§ **What needs to be done**
Your task is to output the listing word for word, with pictures excluded.

(Dataset entries)
● ● ● ● ●

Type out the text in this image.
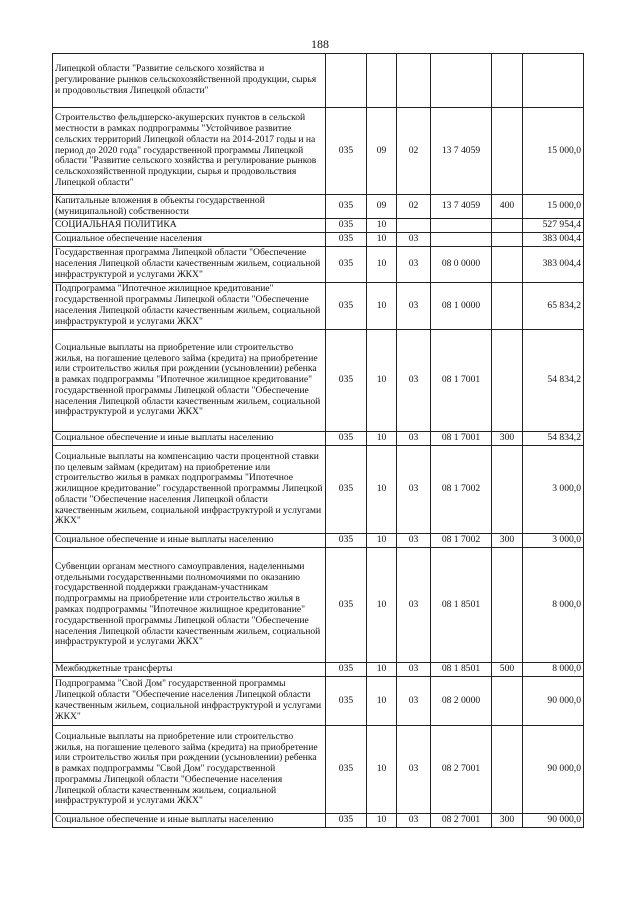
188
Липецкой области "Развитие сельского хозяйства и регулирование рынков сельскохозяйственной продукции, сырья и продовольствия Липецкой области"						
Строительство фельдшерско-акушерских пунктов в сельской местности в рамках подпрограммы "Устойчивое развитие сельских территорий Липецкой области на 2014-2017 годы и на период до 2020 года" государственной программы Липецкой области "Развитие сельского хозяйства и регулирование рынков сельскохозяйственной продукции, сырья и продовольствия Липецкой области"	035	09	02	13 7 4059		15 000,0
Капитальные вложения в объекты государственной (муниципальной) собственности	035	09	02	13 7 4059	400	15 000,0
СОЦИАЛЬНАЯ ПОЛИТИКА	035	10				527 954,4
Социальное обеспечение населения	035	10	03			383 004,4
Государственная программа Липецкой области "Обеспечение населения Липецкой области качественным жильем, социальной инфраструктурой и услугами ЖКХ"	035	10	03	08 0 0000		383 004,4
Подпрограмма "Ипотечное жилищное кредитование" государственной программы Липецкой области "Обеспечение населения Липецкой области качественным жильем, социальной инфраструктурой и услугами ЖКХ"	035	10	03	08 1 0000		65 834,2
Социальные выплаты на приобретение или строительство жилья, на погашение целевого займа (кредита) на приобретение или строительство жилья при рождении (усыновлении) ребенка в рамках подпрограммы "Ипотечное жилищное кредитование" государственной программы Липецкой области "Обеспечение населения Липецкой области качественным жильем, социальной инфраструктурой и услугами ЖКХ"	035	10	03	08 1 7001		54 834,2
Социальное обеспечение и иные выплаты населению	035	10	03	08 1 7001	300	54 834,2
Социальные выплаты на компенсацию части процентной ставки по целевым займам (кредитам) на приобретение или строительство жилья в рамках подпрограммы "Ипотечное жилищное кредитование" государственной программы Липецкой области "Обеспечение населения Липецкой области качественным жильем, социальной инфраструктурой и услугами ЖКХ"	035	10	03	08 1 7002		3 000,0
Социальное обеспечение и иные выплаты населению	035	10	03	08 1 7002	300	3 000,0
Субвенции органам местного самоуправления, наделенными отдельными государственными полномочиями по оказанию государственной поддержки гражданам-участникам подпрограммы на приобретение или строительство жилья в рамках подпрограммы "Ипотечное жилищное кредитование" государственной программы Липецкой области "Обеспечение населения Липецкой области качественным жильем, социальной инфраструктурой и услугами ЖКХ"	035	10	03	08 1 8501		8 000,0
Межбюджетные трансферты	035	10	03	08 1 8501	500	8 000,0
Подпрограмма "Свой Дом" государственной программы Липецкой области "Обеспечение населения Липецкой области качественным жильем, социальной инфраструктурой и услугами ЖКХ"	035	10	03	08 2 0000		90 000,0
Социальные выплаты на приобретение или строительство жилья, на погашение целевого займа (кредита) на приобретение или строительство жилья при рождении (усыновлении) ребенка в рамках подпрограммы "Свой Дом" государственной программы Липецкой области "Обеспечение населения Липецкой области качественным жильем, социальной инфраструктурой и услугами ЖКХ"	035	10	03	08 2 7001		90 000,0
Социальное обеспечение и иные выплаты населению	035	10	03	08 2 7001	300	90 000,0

● ● ● ● ●

§ **Task result**
Type out the text in this image.
188
Липецкой области "Развитие сельского хозяйства и регулирование рынков сельскохозяйственной продукции, сырья и продовольствия Липецкой области"						
Строительство фельдшерско-акушерских пунктов в сельской местности в рамках подпрограммы "Устойчивое развитие сельских территорий Липецкой области на 2014-2017 годы и на период до 2020 года" государственной программы Липецкой области "Развитие сельского хозяйства и регулирование рынков сельскохозяйственной продукции, сырья и продовольствия Липецкой области"	035	09	02	13 7 4059		15 000,0
Капитальные вложения в объекты государственной (муниципальной) собственности	035	09	02	13 7 4059	400	15 000,0
СОЦИАЛЬНАЯ ПОЛИТИКА	035	10				527 954,4
Социальное обеспечение населения	035	10	03			383 004,4
Государственная программа Липецкой области "Обеспечение населения Липецкой области качественным жильем, социальной инфраструктурой и услугами ЖКХ"	035	10	03	08 0 0000		383 004,4
Подпрограмма "Ипотечное жилищное кредитование" государственной программы Липецкой области "Обеспечение населения Липецкой области качественным жильем, социальной инфраструктурой и услугами ЖКХ"	035	10	03	08 1 0000		65 834,2
Социальные выплаты на приобретение или строительство жилья, на погашение целевого займа (кредита) на приобретение или строительство жилья при рождении (усыновлении) ребенка в рамках подпрограммы "Ипотечное жилищное кредитование" государственной программы Липецкой области "Обеспечение населения Липецкой области качественным жильем, социальной инфраструктурой и услугами ЖКХ"	035	10	03	08 1 7001		54 834,2
Социальное обеспечение и иные выплаты населению	035	10	03	08 1 7001	300	54 834,2
Социальные выплаты на компенсацию части процентной ставки по целевым займам (кредитам) на приобретение или строительство жилья в рамках подпрограммы "Ипотечное жилищное кредитование" государственной программы Липецкой области "Обеспечение населения Липецкой области качественным жильем, социальной инфраструктурой и услугами ЖКХ"	035	10	03	08 1 7002		3 000,0
Социальное обеспечение и иные выплаты населению	035	10	03	08 1 7002	300	3 000,0
Субвенции органам местного самоуправления, наделенными отдельными государственными полномочиями по оказанию государственной поддержки гражданам-участникам подпрограммы на приобретение или строительство жилья в рамках подпрограммы "Ипотечное жилищное кредитование" государственной программы Липецкой области "Обеспечение населения Липецкой области качественным жильем, социальной инфраструктурой и услугами ЖКХ"	035	10	03	08 1 8501		8 000,0
Межбюджетные трансферты	035	10	03	08 1 8501	500	8 000,0
Подпрограмма "Свой Дом" государственной программы Липецкой области "Обеспечение населения Липецкой области качественным жильем, социальной инфраструктурой и услугами ЖКХ"	035	10	03	08 2 0000		90 000,0
Социальные выплаты на приобретение или строительство жилья, на погашение целевого займа (кредита) на приобретение или строительство жилья при рождении (усыновлении) ребенка в рамках подпрограммы "Свой Дом" государственной программы Липецкой области "Обеспечение населения Липецкой области качественным жильем, социальной инфраструктурой и услугами ЖКХ"	035	10	03	08 2 7001		90 000,0
Социальное обеспечение и иные выплаты населению	035	10	03	08 2 7001	300	90 000,0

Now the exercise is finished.